• **The request**: In the listing that follows, how many lines contain the string "Filme"? Provide only the number.

---------- Exercise inputs ----------

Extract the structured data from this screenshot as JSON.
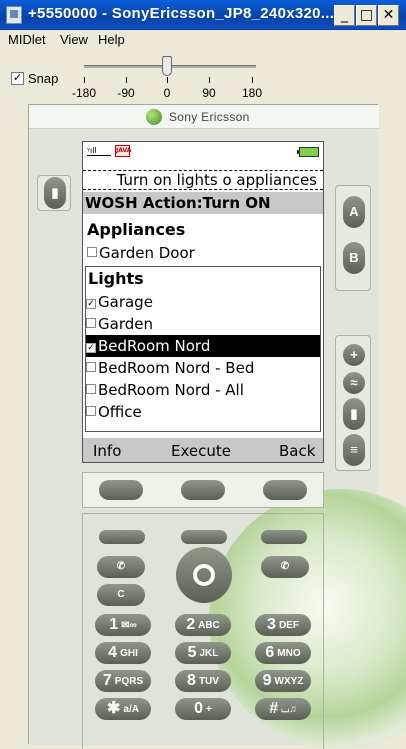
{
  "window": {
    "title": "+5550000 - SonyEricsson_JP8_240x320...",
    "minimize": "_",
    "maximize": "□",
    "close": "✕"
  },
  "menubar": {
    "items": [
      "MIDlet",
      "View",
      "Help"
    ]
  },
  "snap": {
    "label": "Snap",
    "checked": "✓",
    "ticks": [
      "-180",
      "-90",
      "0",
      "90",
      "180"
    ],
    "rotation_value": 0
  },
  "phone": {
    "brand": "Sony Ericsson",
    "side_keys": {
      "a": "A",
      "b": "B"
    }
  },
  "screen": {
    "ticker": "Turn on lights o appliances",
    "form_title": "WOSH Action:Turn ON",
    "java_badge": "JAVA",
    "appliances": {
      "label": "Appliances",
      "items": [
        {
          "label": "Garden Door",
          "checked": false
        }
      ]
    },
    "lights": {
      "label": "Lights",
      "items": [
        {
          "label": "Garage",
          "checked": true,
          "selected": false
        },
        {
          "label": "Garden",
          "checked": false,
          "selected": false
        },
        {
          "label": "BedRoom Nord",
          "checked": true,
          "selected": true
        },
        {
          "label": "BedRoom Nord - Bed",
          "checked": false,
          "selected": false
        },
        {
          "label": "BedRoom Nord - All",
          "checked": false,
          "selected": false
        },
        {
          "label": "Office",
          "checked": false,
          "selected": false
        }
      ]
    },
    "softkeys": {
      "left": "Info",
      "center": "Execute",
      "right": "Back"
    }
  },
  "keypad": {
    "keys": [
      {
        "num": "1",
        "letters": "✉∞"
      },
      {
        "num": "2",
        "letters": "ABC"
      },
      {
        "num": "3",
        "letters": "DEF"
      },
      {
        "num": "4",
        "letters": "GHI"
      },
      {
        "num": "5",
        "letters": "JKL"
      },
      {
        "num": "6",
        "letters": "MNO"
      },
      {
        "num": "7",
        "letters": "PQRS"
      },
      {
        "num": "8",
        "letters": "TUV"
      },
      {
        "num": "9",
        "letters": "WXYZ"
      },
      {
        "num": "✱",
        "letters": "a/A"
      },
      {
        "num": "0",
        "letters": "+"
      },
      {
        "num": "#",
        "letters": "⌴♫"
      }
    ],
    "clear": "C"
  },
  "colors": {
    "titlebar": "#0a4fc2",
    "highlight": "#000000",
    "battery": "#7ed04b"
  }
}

----------
---------- Exercise inputs ----------

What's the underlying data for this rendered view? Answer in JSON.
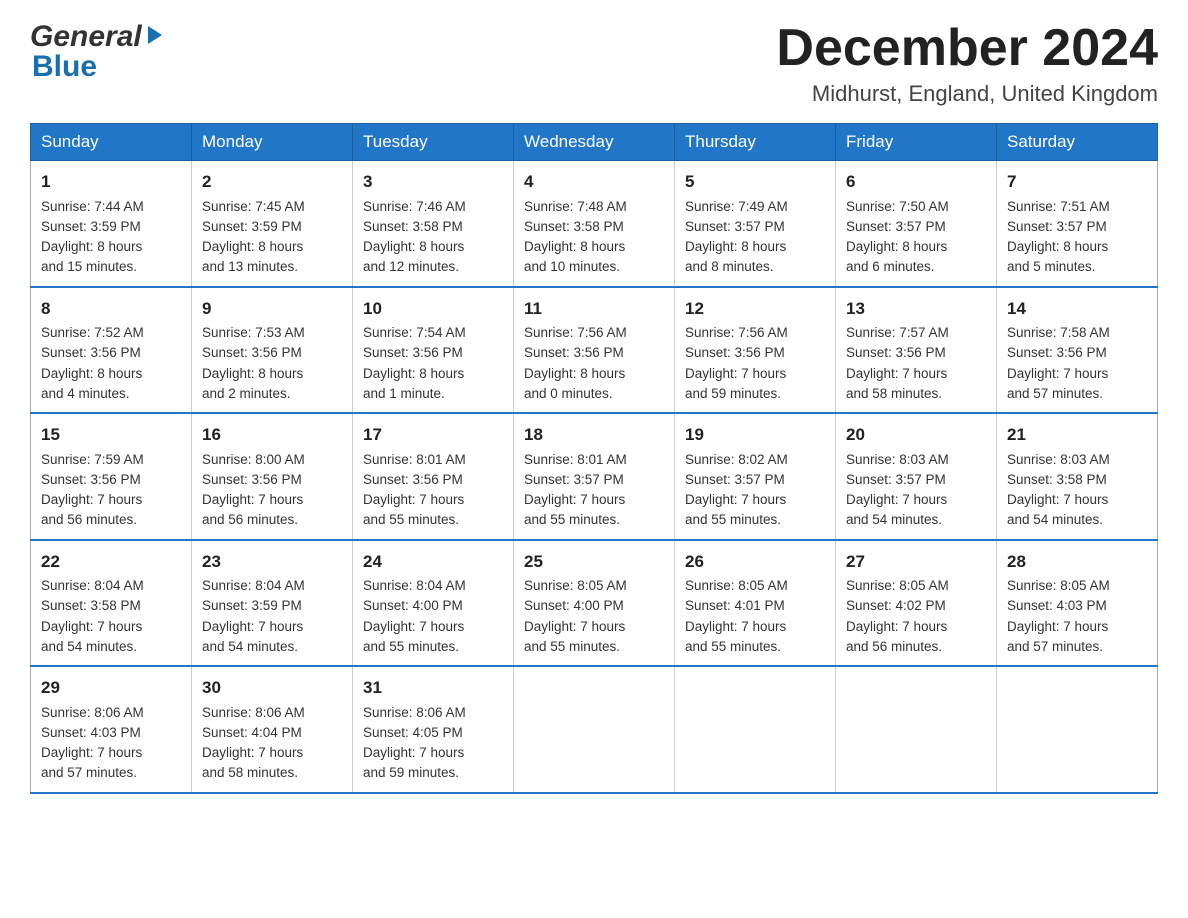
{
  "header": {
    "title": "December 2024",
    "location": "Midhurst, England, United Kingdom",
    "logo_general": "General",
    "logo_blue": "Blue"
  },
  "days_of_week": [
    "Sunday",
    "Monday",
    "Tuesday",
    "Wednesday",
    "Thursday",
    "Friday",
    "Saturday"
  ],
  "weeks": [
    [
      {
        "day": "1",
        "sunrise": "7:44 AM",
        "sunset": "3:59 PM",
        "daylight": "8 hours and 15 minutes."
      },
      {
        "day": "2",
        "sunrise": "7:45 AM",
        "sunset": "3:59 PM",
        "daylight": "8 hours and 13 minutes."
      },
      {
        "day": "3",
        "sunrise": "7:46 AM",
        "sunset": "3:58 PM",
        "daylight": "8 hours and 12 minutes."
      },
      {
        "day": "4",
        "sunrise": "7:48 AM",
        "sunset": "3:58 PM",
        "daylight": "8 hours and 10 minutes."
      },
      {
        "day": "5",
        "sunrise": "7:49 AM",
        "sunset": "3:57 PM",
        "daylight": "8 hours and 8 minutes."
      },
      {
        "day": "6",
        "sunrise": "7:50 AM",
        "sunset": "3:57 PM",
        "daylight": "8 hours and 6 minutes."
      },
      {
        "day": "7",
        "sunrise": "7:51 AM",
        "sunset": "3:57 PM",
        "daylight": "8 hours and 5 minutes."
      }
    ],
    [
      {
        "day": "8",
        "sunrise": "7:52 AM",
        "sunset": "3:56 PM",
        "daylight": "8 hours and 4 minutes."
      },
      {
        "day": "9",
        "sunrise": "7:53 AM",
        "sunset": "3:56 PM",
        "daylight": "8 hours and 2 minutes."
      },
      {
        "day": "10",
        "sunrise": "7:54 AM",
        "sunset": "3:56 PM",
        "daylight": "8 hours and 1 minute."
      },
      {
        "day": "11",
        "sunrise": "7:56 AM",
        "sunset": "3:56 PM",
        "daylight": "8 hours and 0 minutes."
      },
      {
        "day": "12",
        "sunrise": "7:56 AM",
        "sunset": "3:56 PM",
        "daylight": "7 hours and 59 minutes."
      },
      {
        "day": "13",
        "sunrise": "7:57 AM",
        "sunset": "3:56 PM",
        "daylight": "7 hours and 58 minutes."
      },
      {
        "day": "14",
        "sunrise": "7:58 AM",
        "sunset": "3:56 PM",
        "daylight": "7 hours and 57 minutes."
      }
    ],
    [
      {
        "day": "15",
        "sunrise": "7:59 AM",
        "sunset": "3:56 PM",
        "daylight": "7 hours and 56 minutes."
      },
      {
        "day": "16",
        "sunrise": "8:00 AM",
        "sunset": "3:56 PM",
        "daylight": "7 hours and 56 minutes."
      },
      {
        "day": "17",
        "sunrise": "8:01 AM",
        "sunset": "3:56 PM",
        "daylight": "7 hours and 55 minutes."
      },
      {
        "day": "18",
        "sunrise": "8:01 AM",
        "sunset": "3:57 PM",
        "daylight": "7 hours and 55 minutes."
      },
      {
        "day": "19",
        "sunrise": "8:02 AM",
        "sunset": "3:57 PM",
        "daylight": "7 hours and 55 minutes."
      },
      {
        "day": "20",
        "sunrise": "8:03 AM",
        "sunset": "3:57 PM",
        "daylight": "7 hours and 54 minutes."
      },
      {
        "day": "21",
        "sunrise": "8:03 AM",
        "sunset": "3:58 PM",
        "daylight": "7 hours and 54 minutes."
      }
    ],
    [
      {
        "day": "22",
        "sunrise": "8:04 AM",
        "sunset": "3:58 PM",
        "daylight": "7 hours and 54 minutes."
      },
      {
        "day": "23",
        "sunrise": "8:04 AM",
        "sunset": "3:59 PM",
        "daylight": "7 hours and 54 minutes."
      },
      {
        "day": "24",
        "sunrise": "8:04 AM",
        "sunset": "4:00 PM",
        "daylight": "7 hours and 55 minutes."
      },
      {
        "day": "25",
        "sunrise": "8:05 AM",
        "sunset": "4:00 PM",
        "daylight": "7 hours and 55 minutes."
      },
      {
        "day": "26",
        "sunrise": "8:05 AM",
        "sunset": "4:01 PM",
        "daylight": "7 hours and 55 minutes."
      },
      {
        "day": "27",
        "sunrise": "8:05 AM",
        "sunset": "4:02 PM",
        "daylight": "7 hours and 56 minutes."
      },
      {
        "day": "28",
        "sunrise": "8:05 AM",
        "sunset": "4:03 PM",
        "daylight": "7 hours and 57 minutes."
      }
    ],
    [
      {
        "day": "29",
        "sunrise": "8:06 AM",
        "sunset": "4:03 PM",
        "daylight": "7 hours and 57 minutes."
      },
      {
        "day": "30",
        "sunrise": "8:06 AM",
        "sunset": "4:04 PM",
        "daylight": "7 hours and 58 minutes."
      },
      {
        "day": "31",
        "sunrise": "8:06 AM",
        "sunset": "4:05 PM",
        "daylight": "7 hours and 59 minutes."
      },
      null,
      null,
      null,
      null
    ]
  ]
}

----------
---------- Exercise inputs ----------

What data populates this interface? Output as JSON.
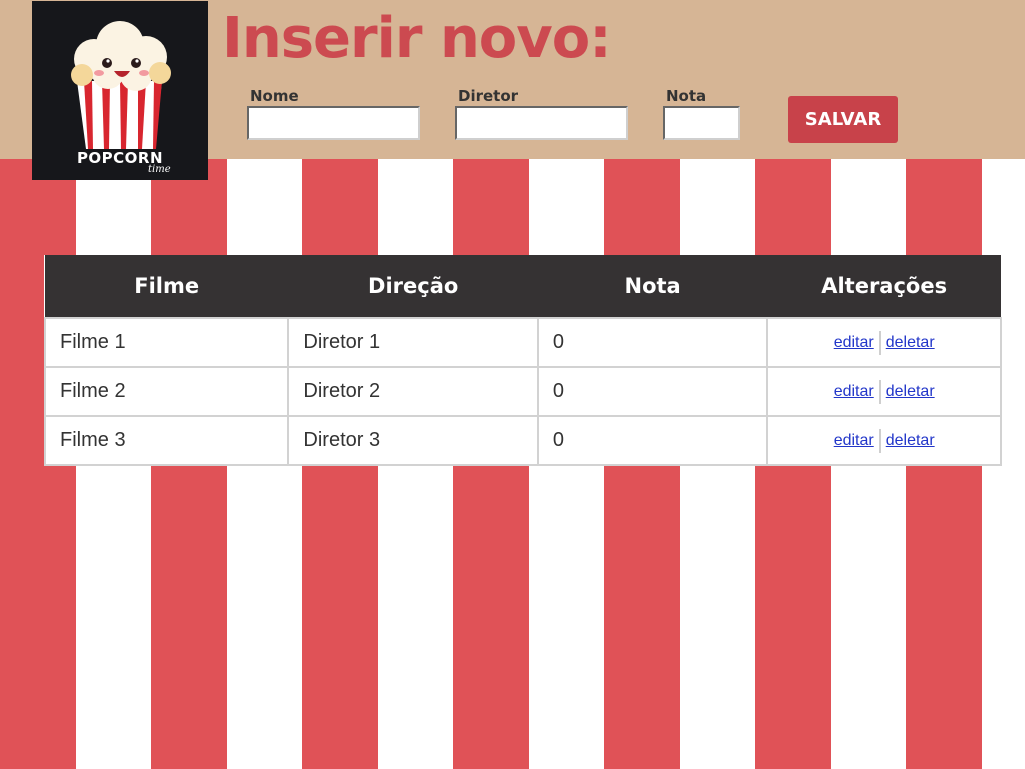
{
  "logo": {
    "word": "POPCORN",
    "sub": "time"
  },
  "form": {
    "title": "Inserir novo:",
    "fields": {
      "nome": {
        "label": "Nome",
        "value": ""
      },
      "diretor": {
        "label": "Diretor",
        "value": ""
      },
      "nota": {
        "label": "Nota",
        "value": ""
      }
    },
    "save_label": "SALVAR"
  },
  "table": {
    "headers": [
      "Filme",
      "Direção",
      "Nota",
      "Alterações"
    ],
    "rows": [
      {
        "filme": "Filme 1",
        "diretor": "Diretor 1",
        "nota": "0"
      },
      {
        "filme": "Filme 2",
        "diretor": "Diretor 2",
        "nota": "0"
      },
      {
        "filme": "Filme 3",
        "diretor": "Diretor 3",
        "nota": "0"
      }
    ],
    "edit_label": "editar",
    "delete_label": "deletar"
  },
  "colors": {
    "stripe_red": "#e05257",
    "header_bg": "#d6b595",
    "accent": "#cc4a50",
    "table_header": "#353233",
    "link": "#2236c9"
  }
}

----------

• **Exercise output**: 4